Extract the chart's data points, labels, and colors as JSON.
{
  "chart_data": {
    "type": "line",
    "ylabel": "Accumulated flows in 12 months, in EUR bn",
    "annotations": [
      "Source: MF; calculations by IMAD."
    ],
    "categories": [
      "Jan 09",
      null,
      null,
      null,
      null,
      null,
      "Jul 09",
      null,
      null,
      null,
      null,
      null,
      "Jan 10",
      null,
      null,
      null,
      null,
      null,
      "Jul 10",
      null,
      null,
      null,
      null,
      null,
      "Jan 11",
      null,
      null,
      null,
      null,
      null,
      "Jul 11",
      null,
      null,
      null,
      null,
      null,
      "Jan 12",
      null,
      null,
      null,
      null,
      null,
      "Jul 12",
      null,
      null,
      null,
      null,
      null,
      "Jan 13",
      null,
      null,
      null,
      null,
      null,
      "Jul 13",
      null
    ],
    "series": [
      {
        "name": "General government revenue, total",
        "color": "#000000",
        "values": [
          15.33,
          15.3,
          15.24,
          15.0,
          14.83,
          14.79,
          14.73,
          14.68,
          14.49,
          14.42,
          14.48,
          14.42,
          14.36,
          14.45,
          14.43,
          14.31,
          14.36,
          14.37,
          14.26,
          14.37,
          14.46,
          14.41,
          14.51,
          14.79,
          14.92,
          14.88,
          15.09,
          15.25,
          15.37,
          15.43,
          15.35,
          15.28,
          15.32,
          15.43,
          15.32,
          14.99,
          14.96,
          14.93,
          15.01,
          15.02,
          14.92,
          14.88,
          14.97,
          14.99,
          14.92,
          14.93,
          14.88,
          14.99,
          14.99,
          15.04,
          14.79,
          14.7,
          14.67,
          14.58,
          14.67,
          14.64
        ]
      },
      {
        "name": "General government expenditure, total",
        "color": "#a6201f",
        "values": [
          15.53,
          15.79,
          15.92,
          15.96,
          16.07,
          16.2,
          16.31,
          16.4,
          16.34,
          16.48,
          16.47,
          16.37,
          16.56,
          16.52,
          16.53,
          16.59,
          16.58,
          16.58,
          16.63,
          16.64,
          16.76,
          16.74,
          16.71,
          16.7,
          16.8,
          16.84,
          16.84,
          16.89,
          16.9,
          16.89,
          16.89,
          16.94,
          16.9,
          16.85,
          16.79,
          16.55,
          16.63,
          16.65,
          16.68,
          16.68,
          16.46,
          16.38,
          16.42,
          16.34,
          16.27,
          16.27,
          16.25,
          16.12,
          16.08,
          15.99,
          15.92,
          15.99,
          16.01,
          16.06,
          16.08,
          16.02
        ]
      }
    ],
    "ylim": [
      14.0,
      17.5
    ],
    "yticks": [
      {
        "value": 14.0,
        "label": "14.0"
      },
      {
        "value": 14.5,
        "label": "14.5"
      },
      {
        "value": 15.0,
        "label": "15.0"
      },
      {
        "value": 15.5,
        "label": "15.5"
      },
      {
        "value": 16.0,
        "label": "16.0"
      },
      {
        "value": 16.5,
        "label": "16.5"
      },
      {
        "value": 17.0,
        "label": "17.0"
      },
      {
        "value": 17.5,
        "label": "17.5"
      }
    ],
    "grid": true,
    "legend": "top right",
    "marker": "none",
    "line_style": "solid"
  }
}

STATED GOAL >> Give a word-for-word copy of the records.

WRITTEN SOLUTION >>
Extract the chart's data points, labels, and colors as JSON.
{
  "chart_data": {
    "type": "line",
    "ylabel": "Accumulated flows in 12 months, in EUR bn",
    "annotations": [
      "Source: MF; calculations by IMAD."
    ],
    "categories": [
      "Jan 09",
      null,
      null,
      null,
      null,
      null,
      "Jul 09",
      null,
      null,
      null,
      null,
      null,
      "Jan 10",
      null,
      null,
      null,
      null,
      null,
      "Jul 10",
      null,
      null,
      null,
      null,
      null,
      "Jan 11",
      null,
      null,
      null,
      null,
      null,
      "Jul 11",
      null,
      null,
      null,
      null,
      null,
      "Jan 12",
      null,
      null,
      null,
      null,
      null,
      "Jul 12",
      null,
      null,
      null,
      null,
      null,
      "Jan 13",
      null,
      null,
      null,
      null,
      null,
      "Jul 13",
      null
    ],
    "series": [
      {
        "name": "General government revenue, total",
        "color": "#000000",
        "values": [
          15.33,
          15.3,
          15.24,
          15.0,
          14.83,
          14.79,
          14.73,
          14.68,
          14.49,
          14.42,
          14.48,
          14.42,
          14.36,
          14.45,
          14.43,
          14.31,
          14.36,
          14.37,
          14.26,
          14.37,
          14.46,
          14.41,
          14.51,
          14.79,
          14.92,
          14.88,
          15.09,
          15.25,
          15.37,
          15.43,
          15.35,
          15.28,
          15.32,
          15.43,
          15.32,
          14.99,
          14.96,
          14.93,
          15.01,
          15.02,
          14.92,
          14.88,
          14.97,
          14.99,
          14.92,
          14.93,
          14.88,
          14.99,
          14.99,
          15.04,
          14.79,
          14.7,
          14.67,
          14.58,
          14.67,
          14.64
        ]
      },
      {
        "name": "General government expenditure, total",
        "color": "#a6201f",
        "values": [
          15.53,
          15.79,
          15.92,
          15.96,
          16.07,
          16.2,
          16.31,
          16.4,
          16.34,
          16.48,
          16.47,
          16.37,
          16.56,
          16.52,
          16.53,
          16.59,
          16.58,
          16.58,
          16.63,
          16.64,
          16.76,
          16.74,
          16.71,
          16.7,
          16.8,
          16.84,
          16.84,
          16.89,
          16.9,
          16.89,
          16.89,
          16.94,
          16.9,
          16.85,
          16.79,
          16.55,
          16.63,
          16.65,
          16.68,
          16.68,
          16.46,
          16.38,
          16.42,
          16.34,
          16.27,
          16.27,
          16.25,
          16.12,
          16.08,
          15.99,
          15.92,
          15.99,
          16.01,
          16.06,
          16.08,
          16.02
        ]
      }
    ],
    "ylim": [
      14.0,
      17.5
    ],
    "yticks": [
      {
        "value": 14.0,
        "label": "14.0"
      },
      {
        "value": 14.5,
        "label": "14.5"
      },
      {
        "value": 15.0,
        "label": "15.0"
      },
      {
        "value": 15.5,
        "label": "15.5"
      },
      {
        "value": 16.0,
        "label": "16.0"
      },
      {
        "value": 16.5,
        "label": "16.5"
      },
      {
        "value": 17.0,
        "label": "17.0"
      },
      {
        "value": 17.5,
        "label": "17.5"
      }
    ],
    "grid": true,
    "legend": "top right",
    "marker": "none",
    "line_style": "solid"
  }
}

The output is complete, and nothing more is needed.